BRIEF:
Output the entries below exactly as written, omitting pictures.

Extracts from a graphics dataset:
— begin —
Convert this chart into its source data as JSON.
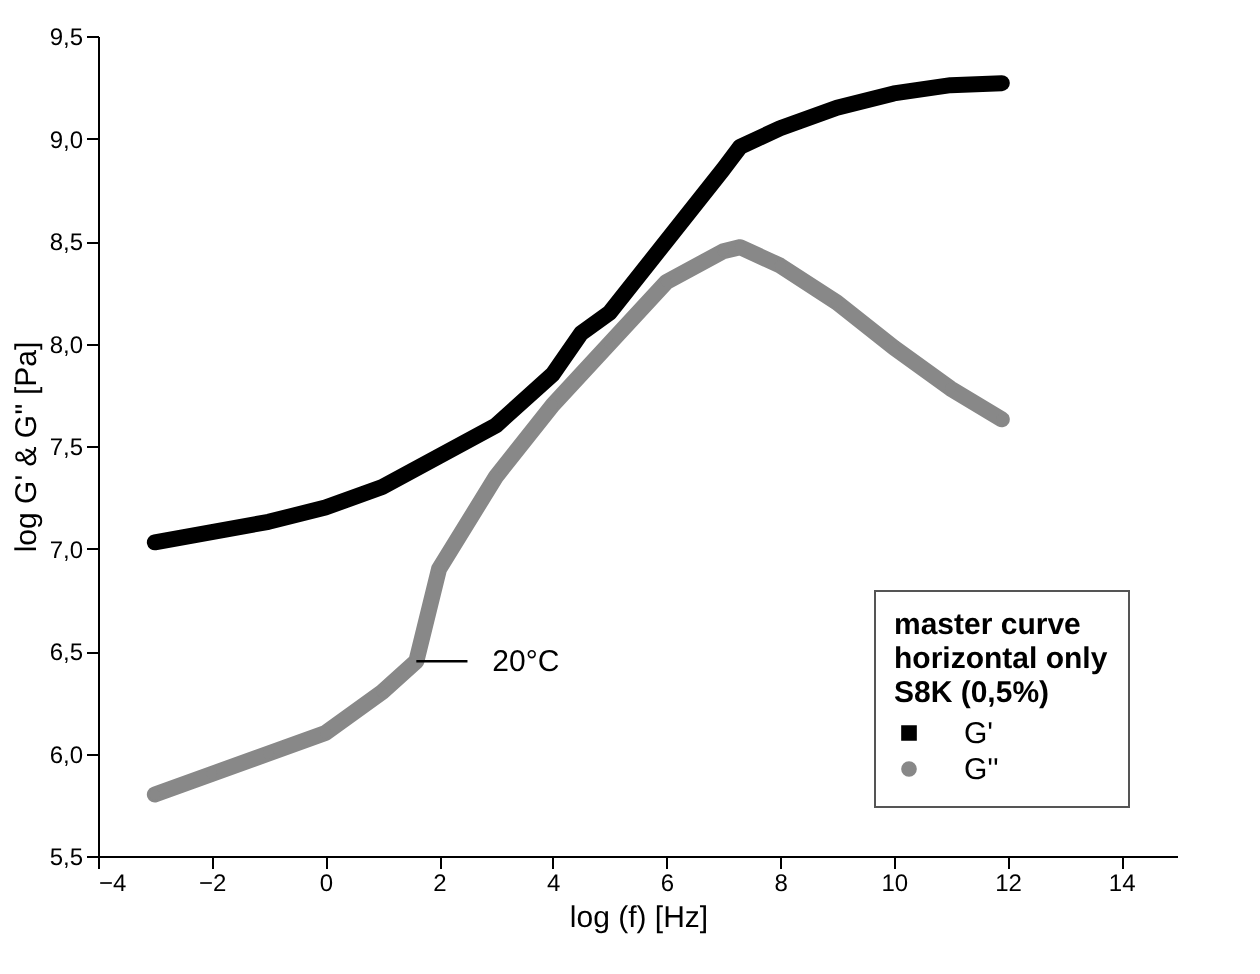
{
  "chart_data": {
    "type": "line",
    "xlabel": "log (f) [Hz]",
    "ylabel": "log G' & G'' [Pa]",
    "legend_title": "master curve\nhorizontal only\nS8K (0,5%)",
    "xlim": [
      -4,
      15
    ],
    "xticks": [
      -4,
      -2,
      0,
      2,
      4,
      6,
      8,
      10,
      12,
      14
    ],
    "ylim": [
      5.5,
      9.5
    ],
    "yticks": [
      {
        "value": 5.5,
        "label": "5,5"
      },
      {
        "value": 6.0,
        "label": "6,0"
      },
      {
        "value": 6.5,
        "label": "6,5"
      },
      {
        "value": 7.0,
        "label": "7,0"
      },
      {
        "value": 7.5,
        "label": "7,5"
      },
      {
        "value": 8.0,
        "label": "8,0"
      },
      {
        "value": 8.5,
        "label": "8,5"
      },
      {
        "value": 9.0,
        "label": "9,0"
      },
      {
        "value": 9.5,
        "label": "9,5"
      }
    ],
    "grid": false,
    "legend": "bottom right",
    "series": [
      {
        "name": "G'",
        "color": "#000000",
        "marker": "square",
        "x": [
          -3,
          -2,
          -1,
          0,
          1,
          2,
          3,
          4,
          4.5,
          5,
          6,
          7,
          7.3,
          8,
          9,
          10,
          11,
          11.9
        ],
        "values": [
          7.03,
          7.08,
          7.13,
          7.2,
          7.3,
          7.45,
          7.6,
          7.85,
          8.05,
          8.15,
          8.5,
          8.85,
          8.96,
          9.05,
          9.15,
          9.22,
          9.26,
          9.27
        ]
      },
      {
        "name": "G''",
        "color": "#888888",
        "marker": "circle",
        "x": [
          -3,
          -2,
          -1,
          0,
          1,
          1.6,
          2,
          3,
          4,
          5,
          6,
          7,
          7.3,
          8,
          9,
          10,
          11,
          11.9
        ],
        "values": [
          5.8,
          5.9,
          6.0,
          6.1,
          6.3,
          6.45,
          6.9,
          7.35,
          7.7,
          8.0,
          8.3,
          8.45,
          8.47,
          8.38,
          8.2,
          7.98,
          7.78,
          7.63
        ]
      }
    ],
    "annotations": [
      {
        "text": "20°C",
        "x": 1.6,
        "y": 6.45
      }
    ]
  }
}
— end —
FINAL RESULT:
Convert this chart into its source data as JSON.
{
  "chart_data": {
    "type": "line",
    "xlabel": "log (f) [Hz]",
    "ylabel": "log G' & G'' [Pa]",
    "legend_title": "master curve\nhorizontal only\nS8K (0,5%)",
    "xlim": [
      -4,
      15
    ],
    "xticks": [
      -4,
      -2,
      0,
      2,
      4,
      6,
      8,
      10,
      12,
      14
    ],
    "ylim": [
      5.5,
      9.5
    ],
    "yticks": [
      {
        "value": 5.5,
        "label": "5,5"
      },
      {
        "value": 6.0,
        "label": "6,0"
      },
      {
        "value": 6.5,
        "label": "6,5"
      },
      {
        "value": 7.0,
        "label": "7,0"
      },
      {
        "value": 7.5,
        "label": "7,5"
      },
      {
        "value": 8.0,
        "label": "8,0"
      },
      {
        "value": 8.5,
        "label": "8,5"
      },
      {
        "value": 9.0,
        "label": "9,0"
      },
      {
        "value": 9.5,
        "label": "9,5"
      }
    ],
    "grid": false,
    "legend": "bottom right",
    "series": [
      {
        "name": "G'",
        "color": "#000000",
        "marker": "square",
        "x": [
          -3,
          -2,
          -1,
          0,
          1,
          2,
          3,
          4,
          4.5,
          5,
          6,
          7,
          7.3,
          8,
          9,
          10,
          11,
          11.9
        ],
        "values": [
          7.03,
          7.08,
          7.13,
          7.2,
          7.3,
          7.45,
          7.6,
          7.85,
          8.05,
          8.15,
          8.5,
          8.85,
          8.96,
          9.05,
          9.15,
          9.22,
          9.26,
          9.27
        ]
      },
      {
        "name": "G''",
        "color": "#888888",
        "marker": "circle",
        "x": [
          -3,
          -2,
          -1,
          0,
          1,
          1.6,
          2,
          3,
          4,
          5,
          6,
          7,
          7.3,
          8,
          9,
          10,
          11,
          11.9
        ],
        "values": [
          5.8,
          5.9,
          6.0,
          6.1,
          6.3,
          6.45,
          6.9,
          7.35,
          7.7,
          8.0,
          8.3,
          8.45,
          8.47,
          8.38,
          8.2,
          7.98,
          7.78,
          7.63
        ]
      }
    ],
    "annotations": [
      {
        "text": "20°C",
        "x": 1.6,
        "y": 6.45
      }
    ]
  }
}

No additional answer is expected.